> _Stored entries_

○ ○ ○ ○

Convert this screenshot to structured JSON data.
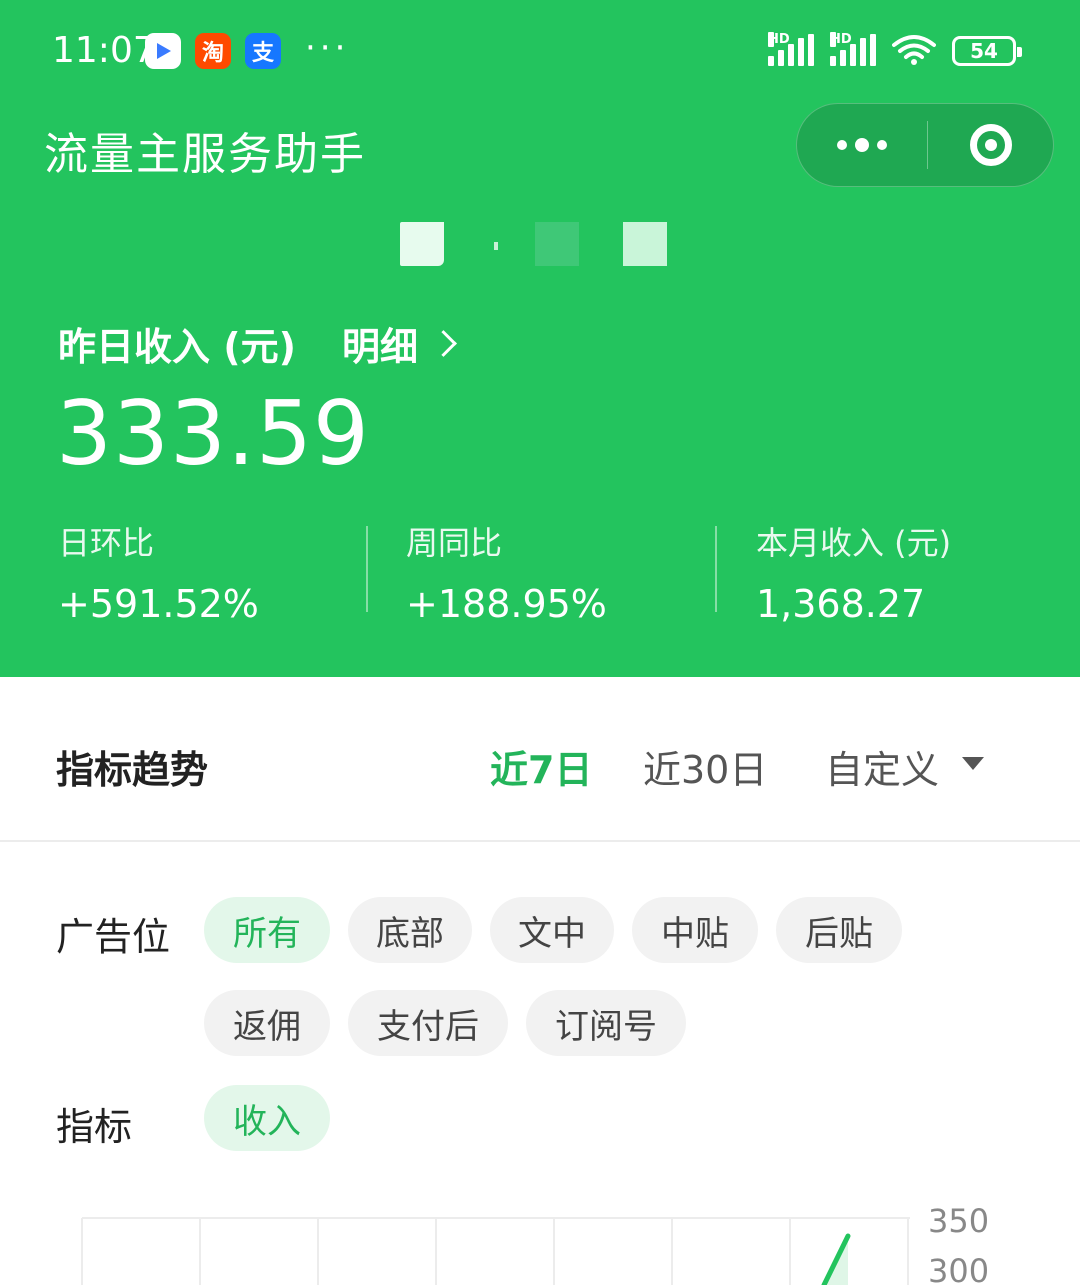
{
  "status_bar": {
    "time": "11:07",
    "apps": [
      "video-app-icon",
      "taobao-app-icon",
      "alipay-app-icon"
    ],
    "taobao_glyph": "淘",
    "alipay_glyph": "支",
    "more": "···",
    "signal_label_1": "HD",
    "signal_label_2": "HD",
    "battery": "54"
  },
  "navbar": {
    "title": "流量主服务助手"
  },
  "summary": {
    "income_label": "昨日收入 (元)",
    "detail_label": "明细",
    "income_value": "333.59",
    "stats": [
      {
        "label": "日环比",
        "value": "+591.52%"
      },
      {
        "label": "周同比",
        "value": "+188.95%"
      },
      {
        "label": "本月收入 (元)",
        "value": "1,368.27"
      }
    ]
  },
  "trend": {
    "title": "指标趋势",
    "ranges": [
      "近7日",
      "近30日",
      "自定义"
    ],
    "active_range": "近7日"
  },
  "filters": {
    "ad_slot_label": "广告位",
    "ad_slots": [
      "所有",
      "底部",
      "文中",
      "中贴",
      "后贴",
      "返佣",
      "支付后",
      "订阅号"
    ],
    "active_ad_slot": "所有",
    "metric_label": "指标",
    "metrics": [
      "收入"
    ],
    "active_metric": "收入"
  },
  "chart_data": {
    "type": "line",
    "ytick_labels": [
      "350",
      "300"
    ],
    "series_color": "#23c45e",
    "grid": true
  },
  "colors": {
    "brand_green": "#23c45e",
    "active_text": "#23b45a",
    "chip_bg": "#f2f2f2",
    "chip_active_bg": "#e3f7ea"
  }
}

○ ○ ○ ○

> _Instructions to follow_
Repeat the entries exactly. Pictures are excluded from the copy.

> _Exercise solution_
Convert this screenshot to structured JSON data.
{
  "status_bar": {
    "time": "11:07",
    "apps": [
      "video-app-icon",
      "taobao-app-icon",
      "alipay-app-icon"
    ],
    "taobao_glyph": "淘",
    "alipay_glyph": "支",
    "more": "···",
    "signal_label_1": "HD",
    "signal_label_2": "HD",
    "battery": "54"
  },
  "navbar": {
    "title": "流量主服务助手"
  },
  "summary": {
    "income_label": "昨日收入 (元)",
    "detail_label": "明细",
    "income_value": "333.59",
    "stats": [
      {
        "label": "日环比",
        "value": "+591.52%"
      },
      {
        "label": "周同比",
        "value": "+188.95%"
      },
      {
        "label": "本月收入 (元)",
        "value": "1,368.27"
      }
    ]
  },
  "trend": {
    "title": "指标趋势",
    "ranges": [
      "近7日",
      "近30日",
      "自定义"
    ],
    "active_range": "近7日"
  },
  "filters": {
    "ad_slot_label": "广告位",
    "ad_slots": [
      "所有",
      "底部",
      "文中",
      "中贴",
      "后贴",
      "返佣",
      "支付后",
      "订阅号"
    ],
    "active_ad_slot": "所有",
    "metric_label": "指标",
    "metrics": [
      "收入"
    ],
    "active_metric": "收入"
  },
  "chart_data": {
    "type": "line",
    "ytick_labels": [
      "350",
      "300"
    ],
    "series_color": "#23c45e",
    "grid": true
  },
  "colors": {
    "brand_green": "#23c45e",
    "active_text": "#23b45a",
    "chip_bg": "#f2f2f2",
    "chip_active_bg": "#e3f7ea"
  }
}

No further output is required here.